* [Recorded data]
* BEGIN *
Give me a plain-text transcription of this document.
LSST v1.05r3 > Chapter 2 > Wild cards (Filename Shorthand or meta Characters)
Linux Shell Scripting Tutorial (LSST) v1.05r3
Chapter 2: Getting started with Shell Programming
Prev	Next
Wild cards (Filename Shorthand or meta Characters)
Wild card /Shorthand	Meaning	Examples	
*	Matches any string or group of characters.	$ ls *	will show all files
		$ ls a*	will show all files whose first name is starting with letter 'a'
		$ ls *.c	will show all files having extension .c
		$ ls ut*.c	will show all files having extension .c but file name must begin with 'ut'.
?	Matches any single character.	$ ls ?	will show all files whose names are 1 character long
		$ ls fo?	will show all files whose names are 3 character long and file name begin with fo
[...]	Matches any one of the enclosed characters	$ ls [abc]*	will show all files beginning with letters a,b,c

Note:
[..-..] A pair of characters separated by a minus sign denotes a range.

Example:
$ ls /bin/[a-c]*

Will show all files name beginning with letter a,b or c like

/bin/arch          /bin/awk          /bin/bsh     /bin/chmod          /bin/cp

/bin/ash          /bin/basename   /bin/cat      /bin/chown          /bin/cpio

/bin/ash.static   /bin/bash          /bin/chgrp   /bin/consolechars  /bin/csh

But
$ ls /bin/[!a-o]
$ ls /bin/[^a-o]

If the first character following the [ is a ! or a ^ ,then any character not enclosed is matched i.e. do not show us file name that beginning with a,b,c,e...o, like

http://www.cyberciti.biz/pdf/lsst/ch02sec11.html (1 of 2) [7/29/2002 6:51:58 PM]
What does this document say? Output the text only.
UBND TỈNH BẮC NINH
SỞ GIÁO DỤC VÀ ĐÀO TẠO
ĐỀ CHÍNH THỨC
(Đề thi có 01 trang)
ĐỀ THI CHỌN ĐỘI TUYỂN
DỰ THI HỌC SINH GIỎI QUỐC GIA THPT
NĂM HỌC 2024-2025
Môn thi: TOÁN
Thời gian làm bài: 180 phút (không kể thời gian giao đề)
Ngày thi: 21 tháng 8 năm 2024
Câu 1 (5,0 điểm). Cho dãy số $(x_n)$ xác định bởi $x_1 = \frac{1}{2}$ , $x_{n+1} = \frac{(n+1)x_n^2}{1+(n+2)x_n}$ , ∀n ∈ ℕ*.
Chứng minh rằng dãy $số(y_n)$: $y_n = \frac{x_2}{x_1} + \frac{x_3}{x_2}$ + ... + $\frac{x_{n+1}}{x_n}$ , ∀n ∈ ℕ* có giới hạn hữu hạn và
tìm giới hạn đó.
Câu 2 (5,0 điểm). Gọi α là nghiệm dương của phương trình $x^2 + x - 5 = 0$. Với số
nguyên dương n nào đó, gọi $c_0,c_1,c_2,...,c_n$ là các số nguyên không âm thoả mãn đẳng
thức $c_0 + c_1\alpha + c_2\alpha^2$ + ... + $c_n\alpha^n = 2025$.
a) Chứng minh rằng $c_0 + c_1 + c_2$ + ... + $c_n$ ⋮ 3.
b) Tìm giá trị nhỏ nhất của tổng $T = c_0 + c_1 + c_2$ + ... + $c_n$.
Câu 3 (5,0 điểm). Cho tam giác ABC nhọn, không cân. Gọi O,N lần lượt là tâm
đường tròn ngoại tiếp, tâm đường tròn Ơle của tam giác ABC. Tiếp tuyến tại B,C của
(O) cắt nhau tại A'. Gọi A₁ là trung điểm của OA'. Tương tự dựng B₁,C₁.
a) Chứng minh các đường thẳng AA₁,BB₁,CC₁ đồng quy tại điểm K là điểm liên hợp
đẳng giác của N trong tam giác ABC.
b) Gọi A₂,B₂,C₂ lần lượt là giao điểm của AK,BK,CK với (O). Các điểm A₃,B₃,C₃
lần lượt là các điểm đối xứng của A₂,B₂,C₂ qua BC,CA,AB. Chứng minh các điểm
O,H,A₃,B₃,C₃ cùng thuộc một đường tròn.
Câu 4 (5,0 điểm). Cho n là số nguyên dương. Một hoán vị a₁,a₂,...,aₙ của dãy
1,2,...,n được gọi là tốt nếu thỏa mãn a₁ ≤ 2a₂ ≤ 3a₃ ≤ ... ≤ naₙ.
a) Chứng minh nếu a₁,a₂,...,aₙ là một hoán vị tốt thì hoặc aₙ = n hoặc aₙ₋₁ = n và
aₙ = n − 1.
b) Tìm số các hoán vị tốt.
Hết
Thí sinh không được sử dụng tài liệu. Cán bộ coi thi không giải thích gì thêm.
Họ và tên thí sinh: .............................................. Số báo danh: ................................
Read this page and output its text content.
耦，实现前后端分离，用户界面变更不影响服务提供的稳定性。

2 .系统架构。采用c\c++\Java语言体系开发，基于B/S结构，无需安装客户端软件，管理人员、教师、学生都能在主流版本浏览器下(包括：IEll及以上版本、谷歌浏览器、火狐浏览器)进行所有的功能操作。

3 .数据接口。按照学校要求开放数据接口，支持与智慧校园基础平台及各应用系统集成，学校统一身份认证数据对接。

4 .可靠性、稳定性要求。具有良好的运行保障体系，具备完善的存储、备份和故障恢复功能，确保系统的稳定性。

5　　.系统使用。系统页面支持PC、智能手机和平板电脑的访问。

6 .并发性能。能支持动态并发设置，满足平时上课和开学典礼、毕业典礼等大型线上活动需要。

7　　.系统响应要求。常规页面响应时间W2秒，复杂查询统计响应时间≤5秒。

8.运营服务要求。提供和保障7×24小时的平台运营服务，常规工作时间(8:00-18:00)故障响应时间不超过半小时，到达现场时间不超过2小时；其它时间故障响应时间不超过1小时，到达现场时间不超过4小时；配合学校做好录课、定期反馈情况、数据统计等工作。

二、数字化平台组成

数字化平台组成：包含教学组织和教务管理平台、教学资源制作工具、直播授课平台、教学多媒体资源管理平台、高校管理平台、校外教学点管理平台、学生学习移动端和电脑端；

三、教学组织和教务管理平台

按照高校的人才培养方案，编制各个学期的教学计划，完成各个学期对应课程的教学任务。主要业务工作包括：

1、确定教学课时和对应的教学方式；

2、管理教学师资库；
* END *
* [WHAT TO DO]
List all lines in the material containing the string "Chapter".

* [RESPONSE TO THE EXERCISE]
LSST v1.05r3 > Chapter 2 > Wild cards (Filename Shorthand or meta Characters)
Chapter 2: Getting started with Shell Programming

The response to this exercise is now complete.